### STATED GOAL
Every record below should be printed exactly as it appears.
*-*-*
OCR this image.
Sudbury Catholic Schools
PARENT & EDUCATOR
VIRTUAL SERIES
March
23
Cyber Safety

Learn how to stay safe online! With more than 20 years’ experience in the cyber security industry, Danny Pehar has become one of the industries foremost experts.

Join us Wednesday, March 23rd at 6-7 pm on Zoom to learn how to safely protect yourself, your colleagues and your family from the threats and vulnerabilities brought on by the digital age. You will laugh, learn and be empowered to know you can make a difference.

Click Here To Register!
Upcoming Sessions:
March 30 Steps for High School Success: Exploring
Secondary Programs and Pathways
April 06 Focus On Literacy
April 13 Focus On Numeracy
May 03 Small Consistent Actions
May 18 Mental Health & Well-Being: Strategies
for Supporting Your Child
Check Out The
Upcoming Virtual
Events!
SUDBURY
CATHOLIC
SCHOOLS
*-*-*
### COMPLETE OUTPUT
OCR this image.
Sudbury Catholic Schools
PARENT & EDUCATOR
VIRTUAL SERIES
March
23
Cyber Safety

Learn how to stay safe online! With more than 20 years’ experience in the cyber security industry, Danny Pehar has become one of the industries foremost experts.

Join us Wednesday, March 23rd at 6-7 pm on Zoom to learn how to safely protect yourself, your colleagues and your family from the threats and vulnerabilities brought on by the digital age. You will laugh, learn and be empowered to know you can make a difference.

Click Here To Register!
Upcoming Sessions:
March 30 Steps for High School Success: Exploring
Secondary Programs and Pathways
April 06 Focus On Literacy
April 13 Focus On Numeracy
May 03 Small Consistent Actions
May 18 Mental Health & Well-Being: Strategies
for Supporting Your Child
Check Out The
Upcoming Virtual
Events!
SUDBURY
CATHOLIC
SCHOOLS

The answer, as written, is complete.